__Input for this task__.

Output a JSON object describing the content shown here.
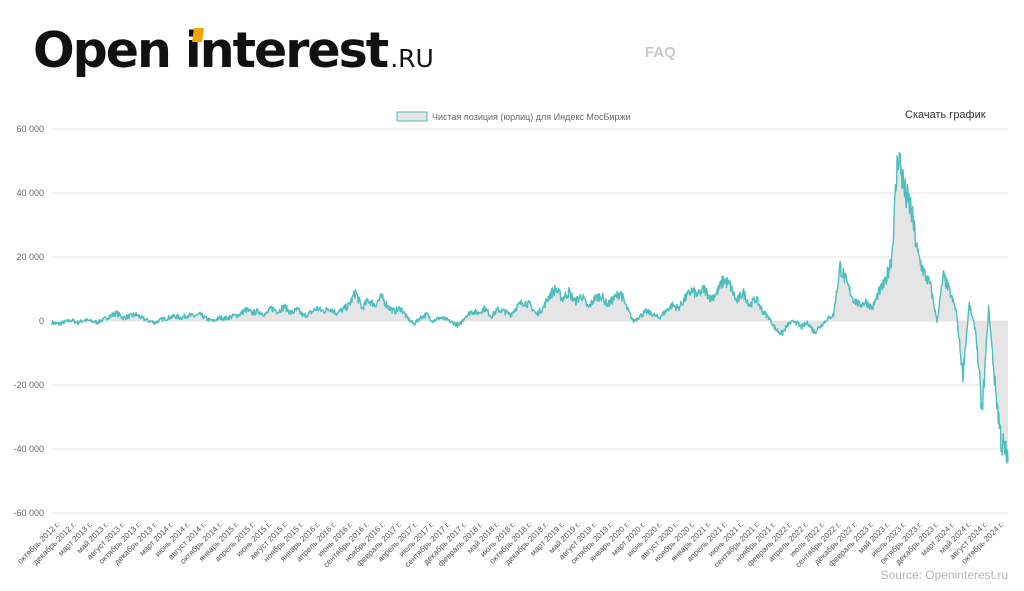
{
  "site": {
    "logo_text": "Open interest",
    "logo_suffix": ".RU",
    "nav_faq": "FAQ",
    "download_label": "Скачать график",
    "source_label": "Source: Openinterest.ru"
  },
  "colors": {
    "line": "#4dbdbd",
    "fill": "#e5e5e5",
    "grid": "#e6e6e6",
    "logo_accent": "#f5a300"
  },
  "chart_data": {
    "type": "area",
    "title": "",
    "xlabel": "",
    "ylabel": "",
    "legend": {
      "position": "top-center"
    },
    "grid": true,
    "ylim": [
      -60000,
      60000
    ],
    "y_ticks": [
      "60 000",
      "40 000",
      "20 000",
      "0",
      "-20 000",
      "-40 000",
      "-60 000"
    ],
    "x_ticks": [
      "октябрь 2012 г.",
      "декабрь 2012 г.",
      "март 2013 г.",
      "май 2013 г.",
      "август 2013 г.",
      "октябрь 2013 г.",
      "декабрь 2013 г.",
      "март 2014 г.",
      "июнь 2014 г.",
      "август 2014 г.",
      "октябрь 2014 г.",
      "январь 2015 г.",
      "апрель 2015 г.",
      "июнь 2015 г.",
      "август 2015 г.",
      "ноябрь 2015 г.",
      "январь 2016 г.",
      "апрель 2016 г.",
      "июнь 2016 г.",
      "сентябрь 2016 г.",
      "ноябрь 2016 г.",
      "февраль 2017 г.",
      "апрель 2017 г.",
      "июль 2017 г.",
      "сентябрь 2017 г.",
      "декабрь 2017 г.",
      "февраль 2018 г.",
      "май 2018 г.",
      "июль 2018 г.",
      "октябрь 2018 г.",
      "декабрь 2018 г.",
      "март 2019 г.",
      "май 2019 г.",
      "август 2019 г.",
      "октябрь 2019 г.",
      "январь 2020 г.",
      "март 2020 г.",
      "июнь 2020 г.",
      "август 2020 г.",
      "ноябрь 2020 г.",
      "январь 2021 г.",
      "апрель 2021 г.",
      "июнь 2021 г.",
      "сентябрь 2021 г.",
      "ноябрь 2021 г.",
      "февраль 2022 г.",
      "апрель 2022 г.",
      "июль 2022 г.",
      "сентябрь 2022 г.",
      "декабрь 2022 г.",
      "февраль 2023 г.",
      "май 2023 г.",
      "июль 2023 г.",
      "октябрь 2023 г.",
      "декабрь 2023 г.",
      "март 2024 г.",
      "май 2024 г.",
      "август 2024 г.",
      "октябрь 2024 г."
    ],
    "series": [
      {
        "name": "Чистая позиция (юрлиц) для Индекс МосБиржи",
        "points": [
          [
            "2012-09",
            -500
          ],
          [
            "2012-10",
            -1000
          ],
          [
            "2012-11",
            -300
          ],
          [
            "2012-12",
            200
          ],
          [
            "2013-01",
            -500
          ],
          [
            "2013-02",
            300
          ],
          [
            "2013-03",
            0
          ],
          [
            "2013-04",
            -400
          ],
          [
            "2013-05",
            500
          ],
          [
            "2013-06",
            1500
          ],
          [
            "2013-07",
            2500
          ],
          [
            "2013-08",
            1000
          ],
          [
            "2013-09",
            1500
          ],
          [
            "2013-10",
            2000
          ],
          [
            "2013-11",
            800
          ],
          [
            "2013-12",
            0
          ],
          [
            "2014-01",
            -500
          ],
          [
            "2014-02",
            500
          ],
          [
            "2014-03",
            1000
          ],
          [
            "2014-04",
            1500
          ],
          [
            "2014-05",
            1000
          ],
          [
            "2014-06",
            1800
          ],
          [
            "2014-07",
            1500
          ],
          [
            "2014-08",
            2000
          ],
          [
            "2014-09",
            500
          ],
          [
            "2014-10",
            0
          ],
          [
            "2014-11",
            1000
          ],
          [
            "2014-12",
            800
          ],
          [
            "2015-01",
            1500
          ],
          [
            "2015-02",
            2000
          ],
          [
            "2015-03",
            3500
          ],
          [
            "2015-04",
            2500
          ],
          [
            "2015-05",
            3000
          ],
          [
            "2015-06",
            2000
          ],
          [
            "2015-07",
            4000
          ],
          [
            "2015-08",
            3000
          ],
          [
            "2015-09",
            4500
          ],
          [
            "2015-10",
            2500
          ],
          [
            "2015-11",
            3500
          ],
          [
            "2015-12",
            1500
          ],
          [
            "2016-01",
            2500
          ],
          [
            "2016-02",
            4000
          ],
          [
            "2016-03",
            3000
          ],
          [
            "2016-04",
            4000
          ],
          [
            "2016-05",
            2500
          ],
          [
            "2016-06",
            3500
          ],
          [
            "2016-07",
            5000
          ],
          [
            "2016-08",
            9000
          ],
          [
            "2016-09",
            4000
          ],
          [
            "2016-10",
            6500
          ],
          [
            "2016-11",
            5000
          ],
          [
            "2016-12",
            7500
          ],
          [
            "2017-01",
            4500
          ],
          [
            "2017-02",
            3000
          ],
          [
            "2017-03",
            4000
          ],
          [
            "2017-04",
            1000
          ],
          [
            "2017-05",
            -1000
          ],
          [
            "2017-06",
            1000
          ],
          [
            "2017-07",
            2000
          ],
          [
            "2017-08",
            0
          ],
          [
            "2017-09",
            1000
          ],
          [
            "2017-10",
            500
          ],
          [
            "2017-11",
            -500
          ],
          [
            "2017-12",
            -1500
          ],
          [
            "2018-01",
            1500
          ],
          [
            "2018-02",
            3000
          ],
          [
            "2018-03",
            2500
          ],
          [
            "2018-04",
            4000
          ],
          [
            "2018-05",
            1500
          ],
          [
            "2018-06",
            3500
          ],
          [
            "2018-07",
            3000
          ],
          [
            "2018-08",
            2000
          ],
          [
            "2018-09",
            4500
          ],
          [
            "2018-10",
            6000
          ],
          [
            "2018-11",
            5000
          ],
          [
            "2018-12",
            2000
          ],
          [
            "2019-01",
            4000
          ],
          [
            "2019-02",
            8000
          ],
          [
            "2019-03",
            10000
          ],
          [
            "2019-04",
            7000
          ],
          [
            "2019-05",
            9000
          ],
          [
            "2019-06",
            6000
          ],
          [
            "2019-07",
            8000
          ],
          [
            "2019-08",
            4000
          ],
          [
            "2019-09",
            7000
          ],
          [
            "2019-10",
            8000
          ],
          [
            "2019-11",
            5000
          ],
          [
            "2019-12",
            7000
          ],
          [
            "2020-01",
            9000
          ],
          [
            "2020-02",
            4000
          ],
          [
            "2020-03",
            0
          ],
          [
            "2020-04",
            1500
          ],
          [
            "2020-05",
            3000
          ],
          [
            "2020-06",
            2000
          ],
          [
            "2020-07",
            1000
          ],
          [
            "2020-08",
            3000
          ],
          [
            "2020-09",
            5000
          ],
          [
            "2020-10",
            4000
          ],
          [
            "2020-11",
            7000
          ],
          [
            "2020-12",
            9500
          ],
          [
            "2021-01",
            8000
          ],
          [
            "2021-02",
            10000
          ],
          [
            "2021-03",
            7000
          ],
          [
            "2021-04",
            9000
          ],
          [
            "2021-05",
            13000
          ],
          [
            "2021-06",
            11000
          ],
          [
            "2021-07",
            6000
          ],
          [
            "2021-08",
            9000
          ],
          [
            "2021-09",
            5000
          ],
          [
            "2021-10",
            7000
          ],
          [
            "2021-11",
            3000
          ],
          [
            "2021-12",
            1000
          ],
          [
            "2022-01",
            -2500
          ],
          [
            "2022-02",
            -4000
          ],
          [
            "2022-03",
            -1000
          ],
          [
            "2022-04",
            0
          ],
          [
            "2022-05",
            -2000
          ],
          [
            "2022-06",
            -500
          ],
          [
            "2022-07",
            -3500
          ],
          [
            "2022-08",
            -1500
          ],
          [
            "2022-09",
            500
          ],
          [
            "2022-10",
            2000
          ],
          [
            "2022-11",
            17000
          ],
          [
            "2022-12",
            12000
          ],
          [
            "2023-01",
            7000
          ],
          [
            "2023-02",
            5000
          ],
          [
            "2023-03",
            6000
          ],
          [
            "2023-04",
            4000
          ],
          [
            "2023-05",
            9000
          ],
          [
            "2023-06",
            12000
          ],
          [
            "2023-07",
            20000
          ],
          [
            "2023-08",
            53000
          ],
          [
            "2023-09",
            40000
          ],
          [
            "2023-10",
            35000
          ],
          [
            "2023-11",
            21000
          ],
          [
            "2023-12",
            15000
          ],
          [
            "2024-01",
            11000
          ],
          [
            "2024-02",
            0
          ],
          [
            "2024-03",
            14000
          ],
          [
            "2024-04",
            9000
          ],
          [
            "2024-05",
            3000
          ],
          [
            "2024-06",
            -17000
          ],
          [
            "2024-07",
            5000
          ],
          [
            "2024-08",
            -3000
          ],
          [
            "2024-09",
            -29000
          ],
          [
            "2024-10",
            4000
          ],
          [
            "2024-11",
            -20000
          ],
          [
            "2024-12",
            -38000
          ],
          [
            "2025-01",
            -44000
          ]
        ]
      }
    ]
  }
}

__Work to be completed__. Copy out each line of the data containing the string "апрель".

__Answer__.
      "апрель 2015 г.",
      "апрель 2016 г.",
      "апрель 2017 г.",
      "апрель 2021 г.",
      "апрель 2022 г.",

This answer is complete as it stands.